-- Begin RAW DATA --
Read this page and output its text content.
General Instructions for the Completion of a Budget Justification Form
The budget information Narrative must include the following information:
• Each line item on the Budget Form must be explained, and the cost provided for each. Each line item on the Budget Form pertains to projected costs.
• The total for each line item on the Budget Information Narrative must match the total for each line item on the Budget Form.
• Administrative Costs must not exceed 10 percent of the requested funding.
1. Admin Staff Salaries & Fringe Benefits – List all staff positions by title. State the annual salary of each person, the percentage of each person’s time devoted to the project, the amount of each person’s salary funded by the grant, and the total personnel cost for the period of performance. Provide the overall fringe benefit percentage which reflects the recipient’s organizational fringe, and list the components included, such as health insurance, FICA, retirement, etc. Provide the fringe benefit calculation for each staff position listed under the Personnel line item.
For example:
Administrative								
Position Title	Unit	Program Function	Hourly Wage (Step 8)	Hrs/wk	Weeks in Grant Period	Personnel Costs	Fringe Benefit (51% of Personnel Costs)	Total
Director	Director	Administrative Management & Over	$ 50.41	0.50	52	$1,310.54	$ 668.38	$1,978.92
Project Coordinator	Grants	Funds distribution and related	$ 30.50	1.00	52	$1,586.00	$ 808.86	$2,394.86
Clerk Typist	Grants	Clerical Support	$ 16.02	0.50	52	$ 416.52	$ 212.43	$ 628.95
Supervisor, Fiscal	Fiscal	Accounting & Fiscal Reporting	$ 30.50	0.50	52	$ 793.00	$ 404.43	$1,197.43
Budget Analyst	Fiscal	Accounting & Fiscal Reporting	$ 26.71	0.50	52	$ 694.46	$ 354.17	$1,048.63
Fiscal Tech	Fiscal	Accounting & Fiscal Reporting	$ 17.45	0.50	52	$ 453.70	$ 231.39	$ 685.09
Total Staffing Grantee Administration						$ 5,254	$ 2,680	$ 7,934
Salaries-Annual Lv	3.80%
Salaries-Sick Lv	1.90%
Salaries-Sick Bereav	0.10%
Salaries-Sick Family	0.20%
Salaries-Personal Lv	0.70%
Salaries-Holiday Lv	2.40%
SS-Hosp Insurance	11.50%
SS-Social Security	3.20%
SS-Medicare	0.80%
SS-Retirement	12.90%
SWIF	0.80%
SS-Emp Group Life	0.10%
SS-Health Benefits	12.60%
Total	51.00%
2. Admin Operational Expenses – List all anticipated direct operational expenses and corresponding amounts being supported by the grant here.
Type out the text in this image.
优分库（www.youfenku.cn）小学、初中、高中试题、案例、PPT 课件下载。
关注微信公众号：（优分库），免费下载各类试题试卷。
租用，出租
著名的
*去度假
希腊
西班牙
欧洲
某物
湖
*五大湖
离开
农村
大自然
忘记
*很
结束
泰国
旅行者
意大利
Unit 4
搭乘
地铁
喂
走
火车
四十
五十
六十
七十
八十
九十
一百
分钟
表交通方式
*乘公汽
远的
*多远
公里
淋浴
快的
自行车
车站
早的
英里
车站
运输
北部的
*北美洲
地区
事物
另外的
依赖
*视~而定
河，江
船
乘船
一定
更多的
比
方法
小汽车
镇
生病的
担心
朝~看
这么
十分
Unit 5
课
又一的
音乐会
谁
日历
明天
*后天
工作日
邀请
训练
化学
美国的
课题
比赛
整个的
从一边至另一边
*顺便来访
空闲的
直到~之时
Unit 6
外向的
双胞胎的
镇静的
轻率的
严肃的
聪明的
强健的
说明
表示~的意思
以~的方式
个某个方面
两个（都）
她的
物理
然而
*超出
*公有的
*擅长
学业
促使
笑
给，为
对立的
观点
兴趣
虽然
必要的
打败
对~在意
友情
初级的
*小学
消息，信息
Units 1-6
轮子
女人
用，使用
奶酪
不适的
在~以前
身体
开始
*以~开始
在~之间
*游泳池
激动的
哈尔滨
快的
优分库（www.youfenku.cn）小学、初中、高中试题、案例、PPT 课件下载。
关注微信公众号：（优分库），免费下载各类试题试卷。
-- End RAW DATA --
THE REQUEST:
Write out every line of the preceding listing that contains "this".

EXERCISE ANSWER:
Read this page and output its text content.
Type out the text in this image.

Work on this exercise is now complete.